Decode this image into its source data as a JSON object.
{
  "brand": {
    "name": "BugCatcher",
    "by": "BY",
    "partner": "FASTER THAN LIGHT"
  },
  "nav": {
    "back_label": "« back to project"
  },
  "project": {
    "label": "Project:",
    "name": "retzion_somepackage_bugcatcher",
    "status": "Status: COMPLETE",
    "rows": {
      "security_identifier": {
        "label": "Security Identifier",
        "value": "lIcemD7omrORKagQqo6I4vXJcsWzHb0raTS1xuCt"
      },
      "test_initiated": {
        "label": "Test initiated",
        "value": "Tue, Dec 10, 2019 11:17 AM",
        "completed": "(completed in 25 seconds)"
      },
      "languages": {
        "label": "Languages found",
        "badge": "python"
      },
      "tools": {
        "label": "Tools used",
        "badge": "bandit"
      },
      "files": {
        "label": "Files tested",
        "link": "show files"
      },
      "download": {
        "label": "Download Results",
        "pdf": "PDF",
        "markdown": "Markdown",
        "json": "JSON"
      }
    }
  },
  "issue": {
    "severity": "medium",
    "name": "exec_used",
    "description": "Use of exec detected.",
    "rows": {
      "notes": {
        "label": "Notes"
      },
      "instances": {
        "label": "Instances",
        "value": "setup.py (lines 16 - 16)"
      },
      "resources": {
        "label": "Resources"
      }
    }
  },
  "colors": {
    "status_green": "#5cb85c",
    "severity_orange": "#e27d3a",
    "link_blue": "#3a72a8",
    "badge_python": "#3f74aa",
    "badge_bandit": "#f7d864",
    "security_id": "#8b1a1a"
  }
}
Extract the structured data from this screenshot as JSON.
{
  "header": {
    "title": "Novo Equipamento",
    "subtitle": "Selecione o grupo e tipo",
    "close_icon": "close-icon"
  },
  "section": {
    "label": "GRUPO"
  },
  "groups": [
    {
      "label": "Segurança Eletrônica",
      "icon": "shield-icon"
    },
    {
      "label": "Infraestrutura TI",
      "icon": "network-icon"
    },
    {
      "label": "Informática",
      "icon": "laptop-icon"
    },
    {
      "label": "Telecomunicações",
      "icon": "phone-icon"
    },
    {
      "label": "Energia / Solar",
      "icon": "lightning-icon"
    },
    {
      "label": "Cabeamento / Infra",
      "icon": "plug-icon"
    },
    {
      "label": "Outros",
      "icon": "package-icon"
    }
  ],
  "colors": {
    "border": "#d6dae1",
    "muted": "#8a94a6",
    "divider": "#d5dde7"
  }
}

→ JOB
Give the number of lines in the listing above that hold the string "data", with nothing else.

→ RESULT OF THE EXERCISE
2